Goal of the exercise:
What follows is a block of records; restate each one word for word.

Data supplied:

------------------------------------------------------------------------

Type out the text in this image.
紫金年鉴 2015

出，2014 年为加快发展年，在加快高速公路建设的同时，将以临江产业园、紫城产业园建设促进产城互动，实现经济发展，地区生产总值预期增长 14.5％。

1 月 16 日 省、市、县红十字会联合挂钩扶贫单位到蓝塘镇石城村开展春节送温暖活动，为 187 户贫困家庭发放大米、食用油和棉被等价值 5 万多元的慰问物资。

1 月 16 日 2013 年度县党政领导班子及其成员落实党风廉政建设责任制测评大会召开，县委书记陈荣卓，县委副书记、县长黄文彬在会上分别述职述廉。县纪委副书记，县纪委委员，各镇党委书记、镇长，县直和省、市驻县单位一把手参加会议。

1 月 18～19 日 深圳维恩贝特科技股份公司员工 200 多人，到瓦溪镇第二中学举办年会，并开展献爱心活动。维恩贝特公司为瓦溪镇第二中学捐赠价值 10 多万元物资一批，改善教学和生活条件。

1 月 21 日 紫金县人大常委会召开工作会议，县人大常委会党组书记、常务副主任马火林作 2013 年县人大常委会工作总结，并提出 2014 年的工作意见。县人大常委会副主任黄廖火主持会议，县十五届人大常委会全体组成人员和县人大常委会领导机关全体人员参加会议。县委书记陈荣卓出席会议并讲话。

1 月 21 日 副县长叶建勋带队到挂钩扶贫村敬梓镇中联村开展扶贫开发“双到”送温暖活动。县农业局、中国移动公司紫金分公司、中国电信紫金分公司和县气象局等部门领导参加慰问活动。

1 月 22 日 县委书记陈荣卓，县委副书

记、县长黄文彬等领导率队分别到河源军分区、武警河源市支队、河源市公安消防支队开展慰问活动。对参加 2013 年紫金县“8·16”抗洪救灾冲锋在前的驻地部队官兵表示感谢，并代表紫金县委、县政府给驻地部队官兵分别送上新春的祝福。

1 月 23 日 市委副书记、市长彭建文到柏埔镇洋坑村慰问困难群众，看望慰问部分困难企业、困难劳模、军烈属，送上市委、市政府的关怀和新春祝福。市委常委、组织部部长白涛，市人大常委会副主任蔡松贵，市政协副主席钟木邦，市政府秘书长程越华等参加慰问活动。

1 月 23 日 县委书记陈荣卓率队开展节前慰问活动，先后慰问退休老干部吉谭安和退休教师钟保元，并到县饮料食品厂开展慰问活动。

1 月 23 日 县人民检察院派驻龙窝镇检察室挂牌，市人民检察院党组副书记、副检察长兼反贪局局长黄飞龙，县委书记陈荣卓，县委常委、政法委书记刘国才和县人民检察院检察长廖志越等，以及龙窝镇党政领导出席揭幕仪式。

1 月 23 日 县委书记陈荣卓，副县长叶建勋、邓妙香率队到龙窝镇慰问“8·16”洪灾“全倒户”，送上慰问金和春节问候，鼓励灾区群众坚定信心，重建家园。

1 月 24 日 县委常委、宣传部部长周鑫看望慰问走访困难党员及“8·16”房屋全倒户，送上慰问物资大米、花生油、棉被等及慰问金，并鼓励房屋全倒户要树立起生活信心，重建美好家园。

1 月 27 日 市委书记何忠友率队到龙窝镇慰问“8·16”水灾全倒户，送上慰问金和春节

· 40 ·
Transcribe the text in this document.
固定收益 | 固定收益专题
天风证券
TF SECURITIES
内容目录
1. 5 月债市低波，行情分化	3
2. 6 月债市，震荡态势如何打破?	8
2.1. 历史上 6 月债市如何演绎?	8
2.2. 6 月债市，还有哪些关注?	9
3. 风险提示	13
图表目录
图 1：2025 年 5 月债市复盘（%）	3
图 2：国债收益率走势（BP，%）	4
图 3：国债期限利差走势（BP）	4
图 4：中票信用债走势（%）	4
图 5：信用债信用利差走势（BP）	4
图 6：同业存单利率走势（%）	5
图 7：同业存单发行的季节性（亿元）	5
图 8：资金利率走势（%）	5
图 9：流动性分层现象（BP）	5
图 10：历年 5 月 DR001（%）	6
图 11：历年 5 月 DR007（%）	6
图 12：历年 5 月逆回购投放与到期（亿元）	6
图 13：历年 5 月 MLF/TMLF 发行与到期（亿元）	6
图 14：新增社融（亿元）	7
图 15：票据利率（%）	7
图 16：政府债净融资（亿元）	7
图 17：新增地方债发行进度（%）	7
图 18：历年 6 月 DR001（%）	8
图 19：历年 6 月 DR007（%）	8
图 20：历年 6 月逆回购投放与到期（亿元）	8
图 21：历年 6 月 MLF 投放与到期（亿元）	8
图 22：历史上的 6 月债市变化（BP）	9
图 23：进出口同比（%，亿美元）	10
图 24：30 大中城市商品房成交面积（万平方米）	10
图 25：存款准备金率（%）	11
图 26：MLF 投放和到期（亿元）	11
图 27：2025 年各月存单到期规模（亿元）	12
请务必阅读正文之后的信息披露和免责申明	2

------------------------------------------------------------------------

Correct result:
Type out the text in this image.
紫金年鉴 2015

出，2014 年为加快发展年，在加快高速公路建设的同时，将以临江产业园、紫城产业园建设促进产城互动，实现经济发展，地区生产总值预期增长 14.5％。

1 月 16 日 省、市、县红十字会联合挂钩扶贫单位到蓝塘镇石城村开展春节送温暖活动，为 187 户贫困家庭发放大米、食用油和棉被等价值 5 万多元的慰问物资。

1 月 16 日 2013 年度县党政领导班子及其成员落实党风廉政建设责任制测评大会召开，县委书记陈荣卓，县委副书记、县长黄文彬在会上分别述职述廉。县纪委副书记，县纪委委员，各镇党委书记、镇长，县直和省、市驻县单位一把手参加会议。

1 月 18～19 日 深圳维恩贝特科技股份公司员工 200 多人，到瓦溪镇第二中学举办年会，并开展献爱心活动。维恩贝特公司为瓦溪镇第二中学捐赠价值 10 多万元物资一批，改善教学和生活条件。

1 月 21 日 紫金县人大常委会召开工作会议，县人大常委会党组书记、常务副主任马火林作 2013 年县人大常委会工作总结，并提出 2014 年的工作意见。县人大常委会副主任黄廖火主持会议，县十五届人大常委会全体组成人员和县人大常委会领导机关全体人员参加会议。县委书记陈荣卓出席会议并讲话。

1 月 21 日 副县长叶建勋带队到挂钩扶贫村敬梓镇中联村开展扶贫开发“双到”送温暖活动。县农业局、中国移动公司紫金分公司、中国电信紫金分公司和县气象局等部门领导参加慰问活动。

1 月 22 日 县委书记陈荣卓，县委副书

记、县长黄文彬等领导率队分别到河源军分区、武警河源市支队、河源市公安消防支队开展慰问活动。对参加 2013 年紫金县“8·16”抗洪救灾冲锋在前的驻地部队官兵表示感谢，并代表紫金县委、县政府给驻地部队官兵分别送上新春的祝福。

1 月 23 日 市委副书记、市长彭建文到柏埔镇洋坑村慰问困难群众，看望慰问部分困难企业、困难劳模、军烈属，送上市委、市政府的关怀和新春祝福。市委常委、组织部部长白涛，市人大常委会副主任蔡松贵，市政协副主席钟木邦，市政府秘书长程越华等参加慰问活动。

1 月 23 日 县委书记陈荣卓率队开展节前慰问活动，先后慰问退休老干部吉谭安和退休教师钟保元，并到县饮料食品厂开展慰问活动。

1 月 23 日 县人民检察院派驻龙窝镇检察室挂牌，市人民检察院党组副书记、副检察长兼反贪局局长黄飞龙，县委书记陈荣卓，县委常委、政法委书记刘国才和县人民检察院检察长廖志越等，以及龙窝镇党政领导出席揭幕仪式。

1 月 23 日 县委书记陈荣卓，副县长叶建勋、邓妙香率队到龙窝镇慰问“8·16”洪灾“全倒户”，送上慰问金和春节问候，鼓励灾区群众坚定信心，重建家园。

1 月 24 日 县委常委、宣传部部长周鑫看望慰问走访困难党员及“8·16”房屋全倒户，送上慰问物资大米、花生油、棉被等及慰问金，并鼓励房屋全倒户要树立起生活信心，重建美好家园。

1 月 27 日 市委书记何忠友率队到龙窝镇慰问“8·16”水灾全倒户，送上慰问金和春节

· 40 ·
Transcribe the text in this document.
固定收益 | 固定收益专题
天风证券
TF SECURITIES
内容目录
1. 5 月债市低波，行情分化	3
2. 6 月债市，震荡态势如何打破?	8
2.1. 历史上 6 月债市如何演绎?	8
2.2. 6 月债市，还有哪些关注?	9
3. 风险提示	13
图表目录
图 1：2025 年 5 月债市复盘（%）	3
图 2：国债收益率走势（BP，%）	4
图 3：国债期限利差走势（BP）	4
图 4：中票信用债走势（%）	4
图 5：信用债信用利差走势（BP）	4
图 6：同业存单利率走势（%）	5
图 7：同业存单发行的季节性（亿元）	5
图 8：资金利率走势（%）	5
图 9：流动性分层现象（BP）	5
图 10：历年 5 月 DR001（%）	6
图 11：历年 5 月 DR007（%）	6
图 12：历年 5 月逆回购投放与到期（亿元）	6
图 13：历年 5 月 MLF/TMLF 发行与到期（亿元）	6
图 14：新增社融（亿元）	7
图 15：票据利率（%）	7
图 16：政府债净融资（亿元）	7
图 17：新增地方债发行进度（%）	7
图 18：历年 6 月 DR001（%）	8
图 19：历年 6 月 DR007（%）	8
图 20：历年 6 月逆回购投放与到期（亿元）	8
图 21：历年 6 月 MLF 投放与到期（亿元）	8
图 22：历史上的 6 月债市变化（BP）	9
图 23：进出口同比（%，亿美元）	10
图 24：30 大中城市商品房成交面积（万平方米）	10
图 25：存款准备金率（%）	11
图 26：MLF 投放和到期（亿元）	11
图 27：2025 年各月存单到期规模（亿元）	12
请务必阅读正文之后的信息披露和免责申明	2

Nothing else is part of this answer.